Search the material below for the string "text" and extract each line that has it.

** Dataset **
┄┄┄┄┄┄┄┄┄┄

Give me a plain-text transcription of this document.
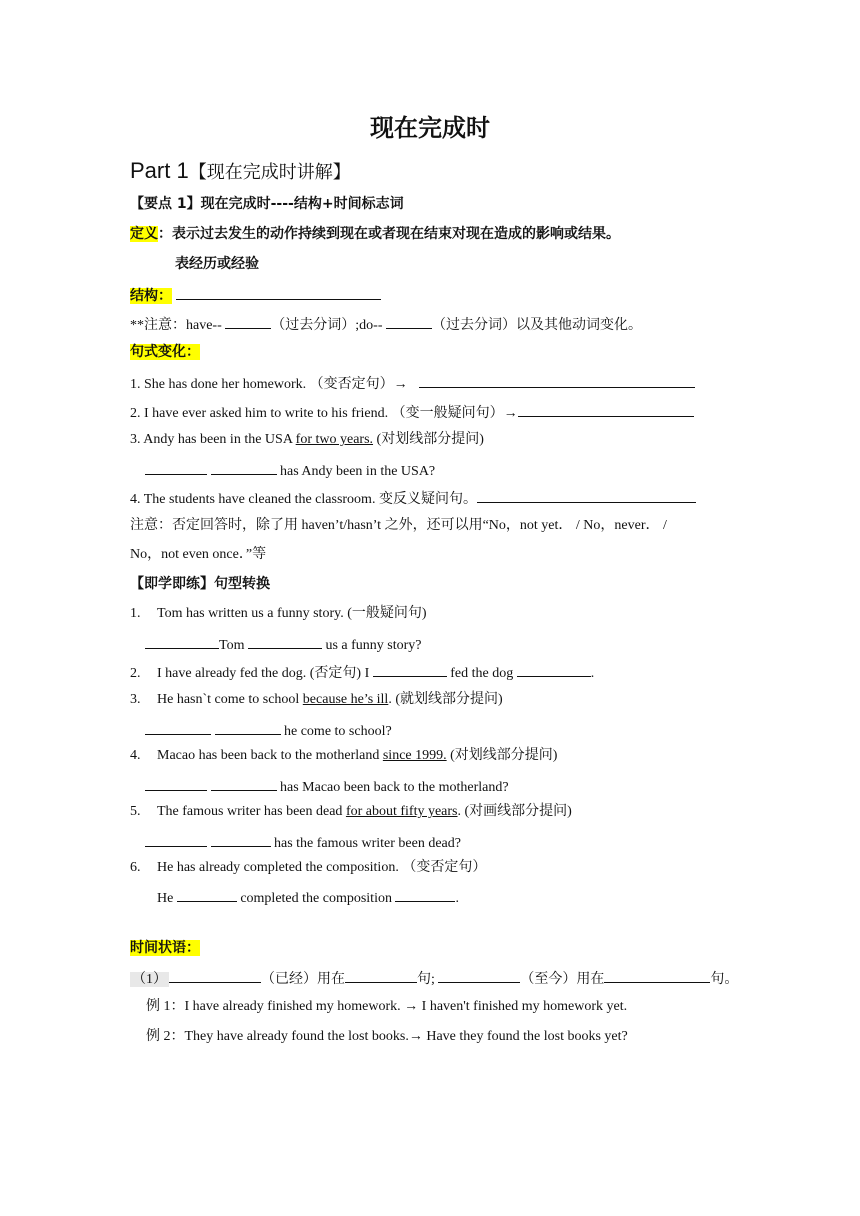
现在完成时
Part 1【现在完成时讲解】
【要点 1】现在完成时----结构+时间标志词
定义：表示过去发生的动作持续到现在或者现在结束对现在造成的影响或结果。
表经历或经验
结构：
**注意：have--	（过去分词）;do--	（过去分词）以及其他动词变化。
句式变化：
1. She has done her homework. （变否定句）→
2. I have ever asked him to write to his friend. （变一般疑问句）→
3. Andy has been in the USA for two years. (对划线部分提问)
has Andy been in the USA?
4. The students have cleaned the classroom. 变反义疑问句。
注意：否定回答时，除了用 haven’t/hasn’t 之外，还可以用“No，not yet． / No，never． /
No，not even once．”等
【即学即练】句型转换
1. Tom has written us a funny story. (一般疑问句)
Tom	us a funny story?
2. I have already fed the dog. (否定句) I	fed the dog	.
3. He hasn`t come to school because he’s ill. (就划线部分提问)
he come to school?
4. Macao has been back to the motherland since 1999. (对划线部分提问)
has Macao been back to the motherland?
5. The famous writer has been dead for about fifty years. (对画线部分提问)
has the famous writer been dead?
6. He has already completed the composition. （变否定句）
He	completed the composition	.
时间状语：
（1）	（已经）用在	句;	（至今）用在	句。
例 1：I have already finished my homework. → I haven't finished my homework yet.
例 2：They have already found the lost books.→ Have they found the lost books yet?
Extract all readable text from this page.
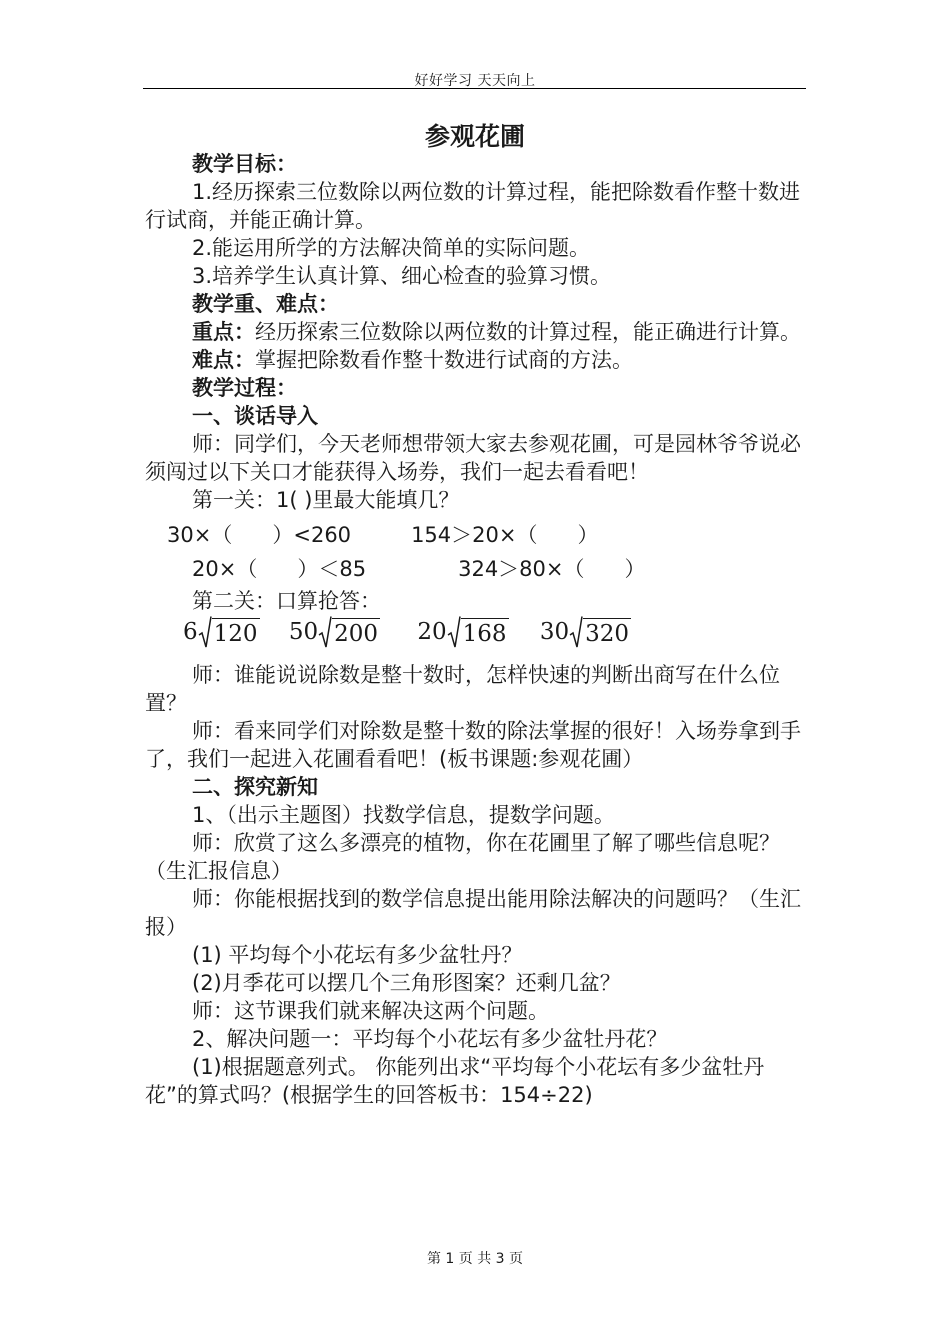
好好学习 天天向上
参观花圃

教学目标：

1.经历探索三位数除以两位数的计算过程，能把除数看作整十数进行试商，并能正确计算。

2.能运用所学的方法解决简单的实际问题。

3.培养学生认真计算、细心检查的验算习惯。

教学重、难点：

重点：经历探索三位数除以两位数的计算过程，能正确进行计算。

难点：掌握把除数看作整十数进行试商的方法。

教学过程：

一、谈话导入

师：同学们，今天老师想带领大家去参观花圃，可是园林爷爷说必须闯过以下关口才能获得入场券，我们一起去看看吧！

第一关：1( )里最大能填几？

30×（      ）<260	154＞20×（      ）
20×（      ）＜85	324＞80×（      ）

第二关：口算抢答：

6 120 50 200 20 168 30 320

师：谁能说说除数是整十数时，怎样快速的判断出商写在什么位置？

师：看来同学们对除数是整十数的除法掌握的很好！入场券拿到手了，我们一起进入花圃看看吧！(板书课题:参观花圃）

二、探究新知

1、（出示主题图）找数学信息，提数学问题。

师：欣赏了这么多漂亮的植物，你在花圃里了解了哪些信息呢？（生汇报信息）

师：你能根据找到的数学信息提出能用除法解决的问题吗？（生汇报）

(1) 平均每个小花坛有多少盆牡丹？

(2)月季花可以摆几个三角形图案？还剩几盆？

师：这节课我们就来解决这两个问题。

2、解决问题一：平均每个小花坛有多少盆牡丹花？

(1)根据题意列式。 你能列出求“平均每个小花坛有多少盆牡丹花”的算式吗？(根据学生的回答板书：154÷22)

第 1 页 共 3 页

┄┄┄┄┄┄┄┄┄┄

** Full output **
Give me a plain-text transcription of this document.
Extract all readable text from this page.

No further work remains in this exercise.